## DO THIS
Copy word for word the lines in the records below, starting with the line that contains "staticText: Next [363, 32, 401, 54]" and ending after the line that contains "Give bounding boxes".

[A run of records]

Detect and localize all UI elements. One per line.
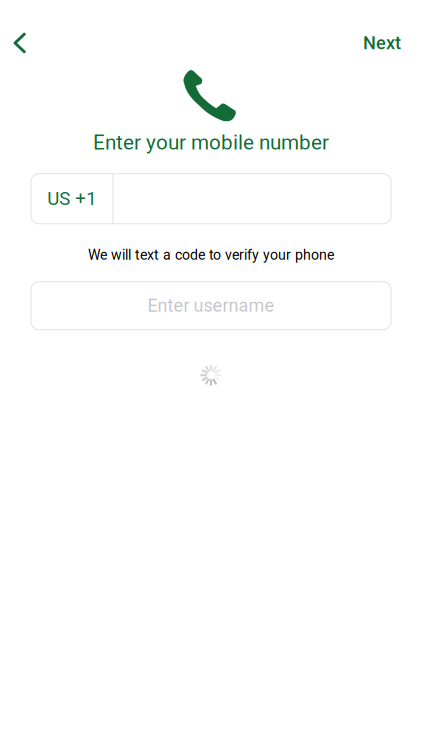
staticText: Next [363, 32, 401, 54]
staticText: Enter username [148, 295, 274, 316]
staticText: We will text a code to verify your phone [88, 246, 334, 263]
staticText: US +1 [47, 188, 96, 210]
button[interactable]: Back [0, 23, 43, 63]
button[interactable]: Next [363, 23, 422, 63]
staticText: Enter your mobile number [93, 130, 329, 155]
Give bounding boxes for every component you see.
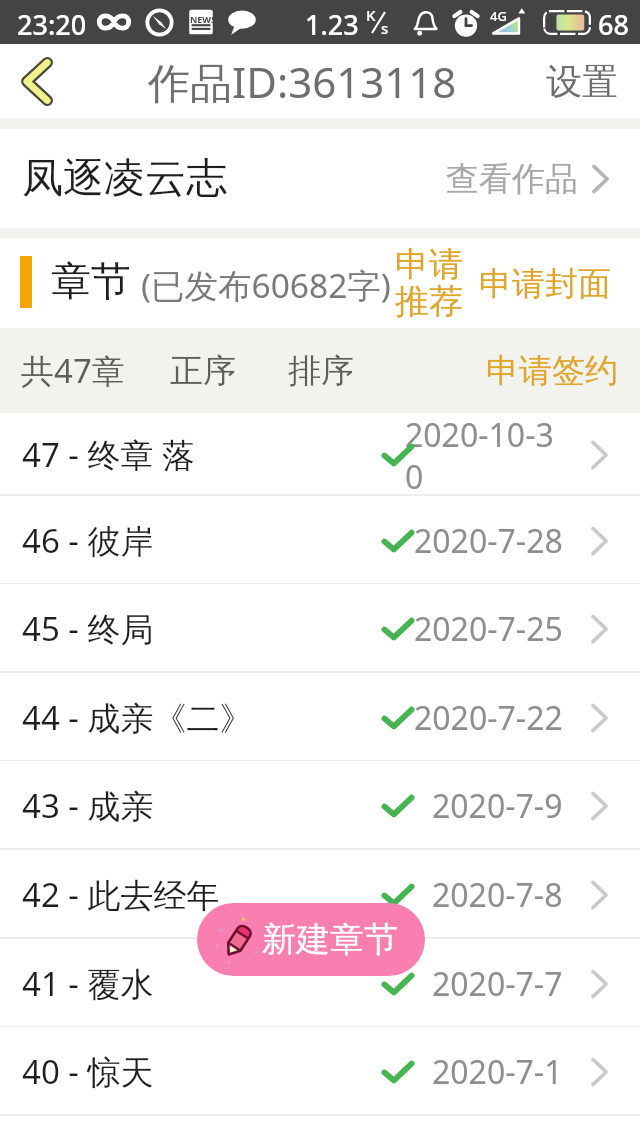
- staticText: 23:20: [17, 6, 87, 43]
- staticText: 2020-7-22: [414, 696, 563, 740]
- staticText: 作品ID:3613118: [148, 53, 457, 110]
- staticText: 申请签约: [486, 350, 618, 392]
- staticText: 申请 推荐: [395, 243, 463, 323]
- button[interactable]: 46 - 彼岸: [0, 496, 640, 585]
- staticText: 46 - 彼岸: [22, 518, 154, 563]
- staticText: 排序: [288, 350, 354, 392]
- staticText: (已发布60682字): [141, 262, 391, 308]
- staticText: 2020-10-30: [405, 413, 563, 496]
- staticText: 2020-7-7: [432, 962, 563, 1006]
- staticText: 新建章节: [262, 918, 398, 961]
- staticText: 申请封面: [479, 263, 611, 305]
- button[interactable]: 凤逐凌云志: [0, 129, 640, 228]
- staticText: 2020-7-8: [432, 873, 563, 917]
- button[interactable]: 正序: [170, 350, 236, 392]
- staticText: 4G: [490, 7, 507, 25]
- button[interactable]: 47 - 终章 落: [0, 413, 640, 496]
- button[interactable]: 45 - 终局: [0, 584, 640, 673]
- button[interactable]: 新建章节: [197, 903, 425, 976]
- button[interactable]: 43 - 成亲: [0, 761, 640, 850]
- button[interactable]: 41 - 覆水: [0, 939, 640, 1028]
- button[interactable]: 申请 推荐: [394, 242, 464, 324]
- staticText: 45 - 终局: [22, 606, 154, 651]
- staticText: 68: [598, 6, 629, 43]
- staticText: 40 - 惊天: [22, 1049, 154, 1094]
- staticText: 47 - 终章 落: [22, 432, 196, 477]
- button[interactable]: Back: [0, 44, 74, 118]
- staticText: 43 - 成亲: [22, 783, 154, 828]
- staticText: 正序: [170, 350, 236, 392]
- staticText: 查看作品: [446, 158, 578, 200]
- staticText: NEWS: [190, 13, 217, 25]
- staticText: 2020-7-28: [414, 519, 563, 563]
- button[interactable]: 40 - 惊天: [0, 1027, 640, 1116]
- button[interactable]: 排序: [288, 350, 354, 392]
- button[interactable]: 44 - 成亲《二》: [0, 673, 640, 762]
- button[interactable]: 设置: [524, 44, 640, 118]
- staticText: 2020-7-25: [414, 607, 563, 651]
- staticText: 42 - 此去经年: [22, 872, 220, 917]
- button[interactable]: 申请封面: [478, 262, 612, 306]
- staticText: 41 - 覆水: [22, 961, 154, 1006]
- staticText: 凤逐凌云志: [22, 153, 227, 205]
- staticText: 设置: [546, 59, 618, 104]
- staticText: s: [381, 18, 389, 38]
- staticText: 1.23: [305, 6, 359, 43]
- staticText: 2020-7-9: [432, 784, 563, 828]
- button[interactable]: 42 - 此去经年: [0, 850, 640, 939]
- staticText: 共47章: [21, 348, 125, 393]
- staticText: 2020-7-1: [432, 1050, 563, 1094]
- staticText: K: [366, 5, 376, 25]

## COMPLETE OUTPUT
staticText: Next [363, 32, 401, 54]
staticText: Enter username [148, 295, 274, 316]
staticText: We will text a code to verify your phone [88, 246, 334, 263]
staticText: US +1 [47, 188, 96, 210]
button[interactable]: Back [0, 23, 43, 63]
button[interactable]: Next [363, 23, 422, 63]
staticText: Enter your mobile number [93, 130, 329, 155]
Give bounding boxes for every component you see.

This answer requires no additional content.